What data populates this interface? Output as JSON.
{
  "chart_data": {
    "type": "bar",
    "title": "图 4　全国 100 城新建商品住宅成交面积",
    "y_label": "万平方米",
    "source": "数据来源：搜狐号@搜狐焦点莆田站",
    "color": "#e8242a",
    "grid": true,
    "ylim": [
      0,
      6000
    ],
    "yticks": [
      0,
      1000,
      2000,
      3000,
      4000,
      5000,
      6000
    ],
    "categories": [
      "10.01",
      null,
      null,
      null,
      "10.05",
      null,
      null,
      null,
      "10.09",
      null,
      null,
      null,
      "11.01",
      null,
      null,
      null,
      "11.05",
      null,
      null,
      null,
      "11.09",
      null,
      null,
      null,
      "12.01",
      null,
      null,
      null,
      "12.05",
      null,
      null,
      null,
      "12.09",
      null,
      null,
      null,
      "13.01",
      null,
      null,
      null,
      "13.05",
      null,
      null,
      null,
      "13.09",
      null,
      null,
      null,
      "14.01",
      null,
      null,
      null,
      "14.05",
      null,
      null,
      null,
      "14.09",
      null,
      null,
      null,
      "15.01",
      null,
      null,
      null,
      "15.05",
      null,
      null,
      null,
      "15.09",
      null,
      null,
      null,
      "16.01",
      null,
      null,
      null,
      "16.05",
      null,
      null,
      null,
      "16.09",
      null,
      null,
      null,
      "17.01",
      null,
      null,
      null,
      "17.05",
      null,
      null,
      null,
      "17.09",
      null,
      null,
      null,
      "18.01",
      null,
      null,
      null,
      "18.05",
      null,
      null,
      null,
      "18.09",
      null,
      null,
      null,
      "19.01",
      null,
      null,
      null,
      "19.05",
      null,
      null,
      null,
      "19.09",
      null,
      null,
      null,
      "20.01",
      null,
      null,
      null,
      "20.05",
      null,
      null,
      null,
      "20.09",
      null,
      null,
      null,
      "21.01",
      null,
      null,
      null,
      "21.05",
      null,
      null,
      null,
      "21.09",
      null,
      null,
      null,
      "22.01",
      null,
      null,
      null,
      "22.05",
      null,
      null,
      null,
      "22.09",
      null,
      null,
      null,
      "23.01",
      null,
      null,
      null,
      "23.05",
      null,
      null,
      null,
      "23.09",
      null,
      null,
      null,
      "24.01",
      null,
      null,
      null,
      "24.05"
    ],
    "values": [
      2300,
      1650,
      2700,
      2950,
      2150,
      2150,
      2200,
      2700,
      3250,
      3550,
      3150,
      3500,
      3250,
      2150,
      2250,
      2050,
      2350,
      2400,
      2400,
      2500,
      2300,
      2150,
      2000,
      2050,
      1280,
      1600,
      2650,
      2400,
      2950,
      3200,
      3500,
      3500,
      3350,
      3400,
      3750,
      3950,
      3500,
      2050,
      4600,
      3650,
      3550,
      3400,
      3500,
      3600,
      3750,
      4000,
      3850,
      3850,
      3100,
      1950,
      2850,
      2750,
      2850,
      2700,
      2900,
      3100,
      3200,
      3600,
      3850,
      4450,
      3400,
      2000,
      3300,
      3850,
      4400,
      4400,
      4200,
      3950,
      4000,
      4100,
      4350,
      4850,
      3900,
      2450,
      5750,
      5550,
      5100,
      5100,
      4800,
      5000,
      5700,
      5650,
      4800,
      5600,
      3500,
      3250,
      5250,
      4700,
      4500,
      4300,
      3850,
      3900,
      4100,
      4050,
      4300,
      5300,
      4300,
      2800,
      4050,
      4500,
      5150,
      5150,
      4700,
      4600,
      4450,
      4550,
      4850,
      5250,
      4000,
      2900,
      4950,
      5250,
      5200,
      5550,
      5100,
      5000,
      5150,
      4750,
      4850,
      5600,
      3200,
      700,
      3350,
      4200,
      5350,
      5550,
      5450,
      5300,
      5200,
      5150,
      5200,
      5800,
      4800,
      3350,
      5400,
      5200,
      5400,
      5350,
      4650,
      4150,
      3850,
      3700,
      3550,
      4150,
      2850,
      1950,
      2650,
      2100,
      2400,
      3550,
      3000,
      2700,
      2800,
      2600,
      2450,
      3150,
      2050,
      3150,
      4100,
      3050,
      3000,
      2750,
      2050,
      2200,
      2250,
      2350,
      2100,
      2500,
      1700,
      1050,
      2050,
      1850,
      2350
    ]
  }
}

*****

--- Task prompt ---
Using the data above, output each line exactly.

--- Exercise output ---
What data populates this interface? Output as JSON.
{
  "chart_data": {
    "type": "bar",
    "title": "图 4　全国 100 城新建商品住宅成交面积",
    "y_label": "万平方米",
    "source": "数据来源：搜狐号@搜狐焦点莆田站",
    "color": "#e8242a",
    "grid": true,
    "ylim": [
      0,
      6000
    ],
    "yticks": [
      0,
      1000,
      2000,
      3000,
      4000,
      5000,
      6000
    ],
    "categories": [
      "10.01",
      null,
      null,
      null,
      "10.05",
      null,
      null,
      null,
      "10.09",
      null,
      null,
      null,
      "11.01",
      null,
      null,
      null,
      "11.05",
      null,
      null,
      null,
      "11.09",
      null,
      null,
      null,
      "12.01",
      null,
      null,
      null,
      "12.05",
      null,
      null,
      null,
      "12.09",
      null,
      null,
      null,
      "13.01",
      null,
      null,
      null,
      "13.05",
      null,
      null,
      null,
      "13.09",
      null,
      null,
      null,
      "14.01",
      null,
      null,
      null,
      "14.05",
      null,
      null,
      null,
      "14.09",
      null,
      null,
      null,
      "15.01",
      null,
      null,
      null,
      "15.05",
      null,
      null,
      null,
      "15.09",
      null,
      null,
      null,
      "16.01",
      null,
      null,
      null,
      "16.05",
      null,
      null,
      null,
      "16.09",
      null,
      null,
      null,
      "17.01",
      null,
      null,
      null,
      "17.05",
      null,
      null,
      null,
      "17.09",
      null,
      null,
      null,
      "18.01",
      null,
      null,
      null,
      "18.05",
      null,
      null,
      null,
      "18.09",
      null,
      null,
      null,
      "19.01",
      null,
      null,
      null,
      "19.05",
      null,
      null,
      null,
      "19.09",
      null,
      null,
      null,
      "20.01",
      null,
      null,
      null,
      "20.05",
      null,
      null,
      null,
      "20.09",
      null,
      null,
      null,
      "21.01",
      null,
      null,
      null,
      "21.05",
      null,
      null,
      null,
      "21.09",
      null,
      null,
      null,
      "22.01",
      null,
      null,
      null,
      "22.05",
      null,
      null,
      null,
      "22.09",
      null,
      null,
      null,
      "23.01",
      null,
      null,
      null,
      "23.05",
      null,
      null,
      null,
      "23.09",
      null,
      null,
      null,
      "24.01",
      null,
      null,
      null,
      "24.05"
    ],
    "values": [
      2300,
      1650,
      2700,
      2950,
      2150,
      2150,
      2200,
      2700,
      3250,
      3550,
      3150,
      3500,
      3250,
      2150,
      2250,
      2050,
      2350,
      2400,
      2400,
      2500,
      2300,
      2150,
      2000,
      2050,
      1280,
      1600,
      2650,
      2400,
      2950,
      3200,
      3500,
      3500,
      3350,
      3400,
      3750,
      3950,
      3500,
      2050,
      4600,
      3650,
      3550,
      3400,
      3500,
      3600,
      3750,
      4000,
      3850,
      3850,
      3100,
      1950,
      2850,
      2750,
      2850,
      2700,
      2900,
      3100,
      3200,
      3600,
      3850,
      4450,
      3400,
      2000,
      3300,
      3850,
      4400,
      4400,
      4200,
      3950,
      4000,
      4100,
      4350,
      4850,
      3900,
      2450,
      5750,
      5550,
      5100,
      5100,
      4800,
      5000,
      5700,
      5650,
      4800,
      5600,
      3500,
      3250,
      5250,
      4700,
      4500,
      4300,
      3850,
      3900,
      4100,
      4050,
      4300,
      5300,
      4300,
      2800,
      4050,
      4500,
      5150,
      5150,
      4700,
      4600,
      4450,
      4550,
      4850,
      5250,
      4000,
      2900,
      4950,
      5250,
      5200,
      5550,
      5100,
      5000,
      5150,
      4750,
      4850,
      5600,
      3200,
      700,
      3350,
      4200,
      5350,
      5550,
      5450,
      5300,
      5200,
      5150,
      5200,
      5800,
      4800,
      3350,
      5400,
      5200,
      5400,
      5350,
      4650,
      4150,
      3850,
      3700,
      3550,
      4150,
      2850,
      1950,
      2650,
      2100,
      2400,
      3550,
      3000,
      2700,
      2800,
      2600,
      2450,
      3150,
      2050,
      3150,
      4100,
      3050,
      3000,
      2750,
      2050,
      2200,
      2250,
      2350,
      2100,
      2500,
      1700,
      1050,
      2050,
      1850,
      2350
    ]
  }
}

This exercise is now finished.